# ENTRIES
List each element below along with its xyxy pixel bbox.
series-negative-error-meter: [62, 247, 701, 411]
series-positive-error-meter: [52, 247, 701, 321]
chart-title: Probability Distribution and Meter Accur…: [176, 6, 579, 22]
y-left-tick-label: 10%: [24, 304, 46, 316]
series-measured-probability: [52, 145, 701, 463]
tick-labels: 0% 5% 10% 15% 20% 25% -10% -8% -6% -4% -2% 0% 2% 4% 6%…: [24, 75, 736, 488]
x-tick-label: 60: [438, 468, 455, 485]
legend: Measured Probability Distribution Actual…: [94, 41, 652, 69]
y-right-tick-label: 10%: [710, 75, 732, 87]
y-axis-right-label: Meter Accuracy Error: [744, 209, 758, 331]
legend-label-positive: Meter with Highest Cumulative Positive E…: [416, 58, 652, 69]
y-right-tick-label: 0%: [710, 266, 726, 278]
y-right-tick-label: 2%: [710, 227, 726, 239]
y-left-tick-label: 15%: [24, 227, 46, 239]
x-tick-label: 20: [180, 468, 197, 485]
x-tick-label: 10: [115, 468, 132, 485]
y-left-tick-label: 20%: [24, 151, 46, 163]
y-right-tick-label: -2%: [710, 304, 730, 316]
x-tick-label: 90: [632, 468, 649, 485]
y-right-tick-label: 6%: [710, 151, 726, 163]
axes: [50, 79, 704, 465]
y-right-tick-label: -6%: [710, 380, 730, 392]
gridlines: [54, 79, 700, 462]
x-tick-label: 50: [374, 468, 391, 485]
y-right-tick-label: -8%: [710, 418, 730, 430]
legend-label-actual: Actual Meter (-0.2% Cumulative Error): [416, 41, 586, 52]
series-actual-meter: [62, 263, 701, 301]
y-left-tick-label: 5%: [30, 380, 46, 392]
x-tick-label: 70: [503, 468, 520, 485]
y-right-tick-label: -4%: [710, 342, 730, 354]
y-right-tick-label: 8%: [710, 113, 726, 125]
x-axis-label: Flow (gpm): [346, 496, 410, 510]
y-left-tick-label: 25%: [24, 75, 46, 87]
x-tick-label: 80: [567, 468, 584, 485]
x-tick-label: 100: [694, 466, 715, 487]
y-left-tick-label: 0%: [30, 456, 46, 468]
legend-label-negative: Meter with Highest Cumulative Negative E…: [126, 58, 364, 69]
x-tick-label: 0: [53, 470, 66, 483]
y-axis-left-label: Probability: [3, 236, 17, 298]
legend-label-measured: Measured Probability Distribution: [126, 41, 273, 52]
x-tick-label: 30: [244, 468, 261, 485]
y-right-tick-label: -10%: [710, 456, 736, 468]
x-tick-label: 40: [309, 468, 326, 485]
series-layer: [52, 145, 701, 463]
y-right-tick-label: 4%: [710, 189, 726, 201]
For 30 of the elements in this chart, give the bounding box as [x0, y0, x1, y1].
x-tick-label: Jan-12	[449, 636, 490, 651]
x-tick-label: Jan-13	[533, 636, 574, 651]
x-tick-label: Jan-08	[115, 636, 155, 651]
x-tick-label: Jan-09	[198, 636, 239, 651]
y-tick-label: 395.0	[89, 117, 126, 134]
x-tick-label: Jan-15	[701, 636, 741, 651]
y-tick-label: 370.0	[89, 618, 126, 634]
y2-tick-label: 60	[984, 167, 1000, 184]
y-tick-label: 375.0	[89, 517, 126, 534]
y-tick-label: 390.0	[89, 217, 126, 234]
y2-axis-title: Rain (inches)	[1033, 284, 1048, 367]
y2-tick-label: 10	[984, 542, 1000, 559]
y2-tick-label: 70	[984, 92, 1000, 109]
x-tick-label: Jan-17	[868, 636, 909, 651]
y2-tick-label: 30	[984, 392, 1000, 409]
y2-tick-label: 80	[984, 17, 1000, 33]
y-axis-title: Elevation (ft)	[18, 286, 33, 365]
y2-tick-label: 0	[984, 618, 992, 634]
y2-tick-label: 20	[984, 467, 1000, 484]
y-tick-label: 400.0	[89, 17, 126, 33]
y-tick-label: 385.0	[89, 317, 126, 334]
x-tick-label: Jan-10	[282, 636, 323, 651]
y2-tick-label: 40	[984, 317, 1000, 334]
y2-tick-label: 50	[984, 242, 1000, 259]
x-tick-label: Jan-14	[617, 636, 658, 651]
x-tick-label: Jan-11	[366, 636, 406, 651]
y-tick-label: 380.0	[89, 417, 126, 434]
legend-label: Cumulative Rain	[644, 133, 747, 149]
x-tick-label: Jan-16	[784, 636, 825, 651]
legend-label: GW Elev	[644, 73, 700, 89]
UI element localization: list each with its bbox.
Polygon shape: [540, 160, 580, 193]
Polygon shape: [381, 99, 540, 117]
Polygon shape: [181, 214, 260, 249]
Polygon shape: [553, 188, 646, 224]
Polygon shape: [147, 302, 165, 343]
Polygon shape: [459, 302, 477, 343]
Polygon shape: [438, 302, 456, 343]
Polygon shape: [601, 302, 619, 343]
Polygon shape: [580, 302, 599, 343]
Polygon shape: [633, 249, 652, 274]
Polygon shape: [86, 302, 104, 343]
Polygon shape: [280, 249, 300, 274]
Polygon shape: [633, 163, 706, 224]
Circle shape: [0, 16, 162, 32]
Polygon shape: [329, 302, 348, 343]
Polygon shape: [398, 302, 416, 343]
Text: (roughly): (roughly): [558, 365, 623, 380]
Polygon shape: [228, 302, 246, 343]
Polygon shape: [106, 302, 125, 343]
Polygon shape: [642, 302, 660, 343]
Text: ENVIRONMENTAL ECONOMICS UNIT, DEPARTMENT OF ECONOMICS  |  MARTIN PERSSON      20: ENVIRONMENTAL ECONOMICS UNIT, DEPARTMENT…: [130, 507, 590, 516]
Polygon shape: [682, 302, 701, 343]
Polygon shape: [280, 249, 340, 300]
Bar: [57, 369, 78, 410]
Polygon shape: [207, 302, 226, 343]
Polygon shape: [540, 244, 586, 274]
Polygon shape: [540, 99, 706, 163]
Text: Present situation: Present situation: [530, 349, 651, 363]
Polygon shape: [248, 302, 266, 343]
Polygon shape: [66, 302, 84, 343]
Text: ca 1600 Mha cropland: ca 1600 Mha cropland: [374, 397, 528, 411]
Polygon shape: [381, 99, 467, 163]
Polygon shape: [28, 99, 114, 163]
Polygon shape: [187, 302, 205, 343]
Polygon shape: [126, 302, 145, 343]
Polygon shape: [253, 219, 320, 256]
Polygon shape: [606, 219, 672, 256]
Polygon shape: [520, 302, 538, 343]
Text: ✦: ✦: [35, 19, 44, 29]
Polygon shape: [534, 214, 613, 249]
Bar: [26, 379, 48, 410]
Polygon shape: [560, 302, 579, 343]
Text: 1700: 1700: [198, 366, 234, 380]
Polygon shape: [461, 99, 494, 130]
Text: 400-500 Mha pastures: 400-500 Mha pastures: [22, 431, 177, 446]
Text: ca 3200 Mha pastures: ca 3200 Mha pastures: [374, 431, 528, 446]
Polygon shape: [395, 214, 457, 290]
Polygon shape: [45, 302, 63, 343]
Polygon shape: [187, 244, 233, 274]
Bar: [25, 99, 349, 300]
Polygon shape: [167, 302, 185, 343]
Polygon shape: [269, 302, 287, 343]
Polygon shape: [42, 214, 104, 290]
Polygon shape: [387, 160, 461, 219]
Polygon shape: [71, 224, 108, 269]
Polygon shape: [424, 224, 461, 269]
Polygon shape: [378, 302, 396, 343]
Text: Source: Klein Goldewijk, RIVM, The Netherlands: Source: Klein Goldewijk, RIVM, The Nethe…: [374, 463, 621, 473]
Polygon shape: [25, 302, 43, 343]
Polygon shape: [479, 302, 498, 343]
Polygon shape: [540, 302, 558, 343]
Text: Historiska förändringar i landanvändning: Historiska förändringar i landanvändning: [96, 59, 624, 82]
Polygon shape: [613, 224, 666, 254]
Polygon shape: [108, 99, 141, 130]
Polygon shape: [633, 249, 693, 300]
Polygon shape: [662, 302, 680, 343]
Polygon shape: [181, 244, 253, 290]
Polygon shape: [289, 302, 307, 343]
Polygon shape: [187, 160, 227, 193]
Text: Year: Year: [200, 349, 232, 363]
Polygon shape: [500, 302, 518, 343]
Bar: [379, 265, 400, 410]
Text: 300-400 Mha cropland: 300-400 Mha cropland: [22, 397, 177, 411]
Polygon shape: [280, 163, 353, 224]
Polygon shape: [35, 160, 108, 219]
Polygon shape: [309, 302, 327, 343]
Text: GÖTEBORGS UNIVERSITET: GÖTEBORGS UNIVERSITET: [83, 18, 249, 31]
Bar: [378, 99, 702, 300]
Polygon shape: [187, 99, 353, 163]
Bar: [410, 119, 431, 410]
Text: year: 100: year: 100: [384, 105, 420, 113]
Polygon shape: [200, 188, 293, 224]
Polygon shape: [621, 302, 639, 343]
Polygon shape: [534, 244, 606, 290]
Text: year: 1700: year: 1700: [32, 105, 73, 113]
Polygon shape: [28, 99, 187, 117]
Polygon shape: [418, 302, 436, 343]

...

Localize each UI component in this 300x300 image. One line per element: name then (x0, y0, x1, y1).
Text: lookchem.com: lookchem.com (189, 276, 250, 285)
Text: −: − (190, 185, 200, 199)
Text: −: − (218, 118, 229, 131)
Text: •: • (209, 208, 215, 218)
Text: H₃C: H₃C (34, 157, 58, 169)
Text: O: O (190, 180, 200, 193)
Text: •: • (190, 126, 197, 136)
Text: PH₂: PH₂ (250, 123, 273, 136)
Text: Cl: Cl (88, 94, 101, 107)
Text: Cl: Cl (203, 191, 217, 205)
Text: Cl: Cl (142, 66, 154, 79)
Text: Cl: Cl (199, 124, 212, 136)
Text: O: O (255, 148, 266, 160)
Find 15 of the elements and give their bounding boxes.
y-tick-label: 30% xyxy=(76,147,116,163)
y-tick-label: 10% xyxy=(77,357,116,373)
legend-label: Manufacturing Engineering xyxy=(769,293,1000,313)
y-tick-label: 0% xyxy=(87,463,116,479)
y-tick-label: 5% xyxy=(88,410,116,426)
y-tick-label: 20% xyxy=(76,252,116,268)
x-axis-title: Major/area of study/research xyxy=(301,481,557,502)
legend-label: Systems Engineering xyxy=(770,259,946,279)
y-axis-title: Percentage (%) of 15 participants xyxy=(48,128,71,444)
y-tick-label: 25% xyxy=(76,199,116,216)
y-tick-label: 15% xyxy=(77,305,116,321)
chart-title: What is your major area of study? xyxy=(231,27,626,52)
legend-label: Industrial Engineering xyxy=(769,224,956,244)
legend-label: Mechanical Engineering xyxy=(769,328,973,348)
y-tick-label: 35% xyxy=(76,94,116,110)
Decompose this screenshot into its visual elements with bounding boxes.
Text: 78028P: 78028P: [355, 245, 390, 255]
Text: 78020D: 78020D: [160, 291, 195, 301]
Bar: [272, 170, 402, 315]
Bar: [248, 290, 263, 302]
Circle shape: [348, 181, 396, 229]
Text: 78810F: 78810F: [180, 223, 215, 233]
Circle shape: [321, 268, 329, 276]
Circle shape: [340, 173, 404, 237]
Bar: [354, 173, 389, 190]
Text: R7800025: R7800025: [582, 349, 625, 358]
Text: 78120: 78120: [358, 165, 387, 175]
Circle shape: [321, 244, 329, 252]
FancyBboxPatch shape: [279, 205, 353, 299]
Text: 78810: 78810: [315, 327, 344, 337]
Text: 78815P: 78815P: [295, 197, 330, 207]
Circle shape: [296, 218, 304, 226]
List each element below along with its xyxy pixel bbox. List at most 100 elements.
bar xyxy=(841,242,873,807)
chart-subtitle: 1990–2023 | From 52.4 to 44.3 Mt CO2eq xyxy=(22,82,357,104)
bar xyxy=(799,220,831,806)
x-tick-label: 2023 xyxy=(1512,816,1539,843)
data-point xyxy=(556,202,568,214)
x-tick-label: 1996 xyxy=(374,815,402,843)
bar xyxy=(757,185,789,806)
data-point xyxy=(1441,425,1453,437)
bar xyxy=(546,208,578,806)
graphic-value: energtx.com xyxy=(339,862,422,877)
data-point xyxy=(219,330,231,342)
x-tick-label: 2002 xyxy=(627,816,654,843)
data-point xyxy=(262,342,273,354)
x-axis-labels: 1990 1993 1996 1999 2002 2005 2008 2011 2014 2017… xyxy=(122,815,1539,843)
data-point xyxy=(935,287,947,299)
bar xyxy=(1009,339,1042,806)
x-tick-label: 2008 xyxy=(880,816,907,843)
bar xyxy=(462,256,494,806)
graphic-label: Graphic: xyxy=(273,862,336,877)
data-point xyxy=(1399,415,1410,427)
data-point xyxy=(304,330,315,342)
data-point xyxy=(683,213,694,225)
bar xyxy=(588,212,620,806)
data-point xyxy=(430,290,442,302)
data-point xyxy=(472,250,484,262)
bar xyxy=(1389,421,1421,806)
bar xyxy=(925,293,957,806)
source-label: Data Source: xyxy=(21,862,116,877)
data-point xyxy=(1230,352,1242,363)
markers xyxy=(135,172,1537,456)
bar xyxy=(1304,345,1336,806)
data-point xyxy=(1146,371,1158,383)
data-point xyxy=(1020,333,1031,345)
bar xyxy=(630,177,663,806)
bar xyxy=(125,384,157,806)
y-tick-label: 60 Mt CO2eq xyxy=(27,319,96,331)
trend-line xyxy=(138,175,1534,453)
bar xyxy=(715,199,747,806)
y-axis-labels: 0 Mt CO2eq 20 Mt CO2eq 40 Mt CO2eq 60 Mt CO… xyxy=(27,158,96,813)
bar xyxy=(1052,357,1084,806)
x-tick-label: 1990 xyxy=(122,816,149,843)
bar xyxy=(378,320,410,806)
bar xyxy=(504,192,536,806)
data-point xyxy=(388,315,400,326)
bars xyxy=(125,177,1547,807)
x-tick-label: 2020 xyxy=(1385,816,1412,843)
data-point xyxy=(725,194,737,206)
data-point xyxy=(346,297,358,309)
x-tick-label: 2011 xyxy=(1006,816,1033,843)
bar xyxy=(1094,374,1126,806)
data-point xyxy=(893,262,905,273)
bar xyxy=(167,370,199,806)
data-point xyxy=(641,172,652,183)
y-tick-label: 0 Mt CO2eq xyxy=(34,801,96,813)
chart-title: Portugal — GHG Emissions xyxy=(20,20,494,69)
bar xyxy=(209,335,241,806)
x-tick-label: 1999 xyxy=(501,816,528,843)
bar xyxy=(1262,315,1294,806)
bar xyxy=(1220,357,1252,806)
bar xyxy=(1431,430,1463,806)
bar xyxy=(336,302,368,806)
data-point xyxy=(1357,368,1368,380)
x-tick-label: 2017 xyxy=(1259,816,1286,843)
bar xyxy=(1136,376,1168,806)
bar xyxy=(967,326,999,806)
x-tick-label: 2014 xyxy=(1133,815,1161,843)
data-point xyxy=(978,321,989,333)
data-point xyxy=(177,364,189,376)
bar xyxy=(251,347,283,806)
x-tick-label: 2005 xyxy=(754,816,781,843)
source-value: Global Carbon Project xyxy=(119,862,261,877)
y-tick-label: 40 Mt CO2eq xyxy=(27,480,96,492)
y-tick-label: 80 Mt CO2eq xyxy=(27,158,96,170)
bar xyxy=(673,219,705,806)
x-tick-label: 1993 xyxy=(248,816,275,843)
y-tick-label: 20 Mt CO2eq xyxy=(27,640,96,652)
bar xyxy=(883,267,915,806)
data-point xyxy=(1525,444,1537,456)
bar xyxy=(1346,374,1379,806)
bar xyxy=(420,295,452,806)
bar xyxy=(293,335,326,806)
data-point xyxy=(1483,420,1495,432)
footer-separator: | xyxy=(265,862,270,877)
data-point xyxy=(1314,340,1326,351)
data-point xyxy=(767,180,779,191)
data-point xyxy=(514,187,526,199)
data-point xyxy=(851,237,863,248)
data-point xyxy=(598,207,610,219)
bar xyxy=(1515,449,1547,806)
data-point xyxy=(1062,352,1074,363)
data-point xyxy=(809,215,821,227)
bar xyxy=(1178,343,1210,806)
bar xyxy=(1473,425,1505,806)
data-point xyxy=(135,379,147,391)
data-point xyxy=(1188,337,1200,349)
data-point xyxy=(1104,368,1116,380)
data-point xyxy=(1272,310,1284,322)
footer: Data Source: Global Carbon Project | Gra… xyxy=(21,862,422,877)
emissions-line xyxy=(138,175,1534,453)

...

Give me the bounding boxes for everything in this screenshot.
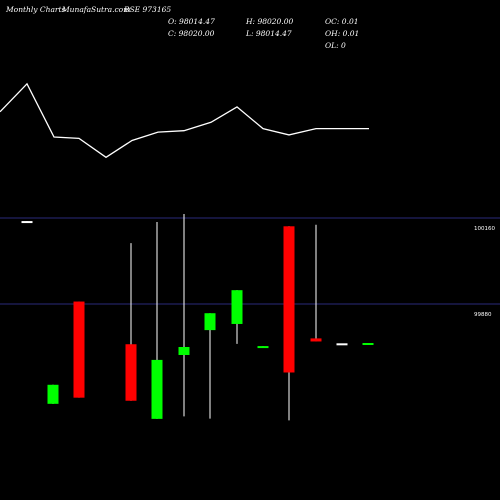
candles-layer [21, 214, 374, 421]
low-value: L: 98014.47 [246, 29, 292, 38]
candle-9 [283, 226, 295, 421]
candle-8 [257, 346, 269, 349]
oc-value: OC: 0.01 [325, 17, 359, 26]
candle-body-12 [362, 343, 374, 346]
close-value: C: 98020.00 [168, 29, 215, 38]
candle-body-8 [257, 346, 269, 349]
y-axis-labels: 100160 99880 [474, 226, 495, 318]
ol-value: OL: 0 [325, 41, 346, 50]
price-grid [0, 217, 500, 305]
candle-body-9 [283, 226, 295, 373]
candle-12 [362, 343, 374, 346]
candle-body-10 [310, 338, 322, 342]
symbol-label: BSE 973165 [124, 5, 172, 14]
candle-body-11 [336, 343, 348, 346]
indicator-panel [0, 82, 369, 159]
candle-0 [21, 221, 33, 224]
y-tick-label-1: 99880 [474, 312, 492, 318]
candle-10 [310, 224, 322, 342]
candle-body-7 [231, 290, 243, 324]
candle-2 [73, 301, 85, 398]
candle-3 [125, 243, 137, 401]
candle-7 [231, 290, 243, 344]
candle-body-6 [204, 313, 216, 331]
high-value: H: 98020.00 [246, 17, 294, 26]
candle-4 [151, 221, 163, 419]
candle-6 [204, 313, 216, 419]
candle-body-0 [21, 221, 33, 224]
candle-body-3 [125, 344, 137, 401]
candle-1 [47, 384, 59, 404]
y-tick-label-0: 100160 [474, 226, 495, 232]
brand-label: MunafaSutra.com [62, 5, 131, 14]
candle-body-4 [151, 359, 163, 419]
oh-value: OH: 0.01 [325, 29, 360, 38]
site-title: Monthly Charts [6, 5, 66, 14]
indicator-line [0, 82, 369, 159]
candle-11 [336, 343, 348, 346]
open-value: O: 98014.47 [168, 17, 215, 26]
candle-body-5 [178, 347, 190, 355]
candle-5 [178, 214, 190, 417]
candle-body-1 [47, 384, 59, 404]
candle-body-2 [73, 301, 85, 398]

# WORK TO COMPLETE
Copy the listing lines verbatim, beginning with the line containing "candles-layer [21, 214, 374, 421]" and continuing through the line containing "ol-value: OL: 0 [325, 41, 346, 50]", with both of those lines included.

# RESULT OF THE EXERCISE
candles-layer [21, 214, 374, 421]
low-value: L: 98014.47 [246, 29, 292, 38]
candle-9 [283, 226, 295, 421]
candle-8 [257, 346, 269, 349]
oc-value: OC: 0.01 [325, 17, 359, 26]
candle-body-12 [362, 343, 374, 346]
close-value: C: 98020.00 [168, 29, 215, 38]
candle-body-8 [257, 346, 269, 349]
y-axis-labels: 100160 99880 [474, 226, 495, 318]
ol-value: OL: 0 [325, 41, 346, 50]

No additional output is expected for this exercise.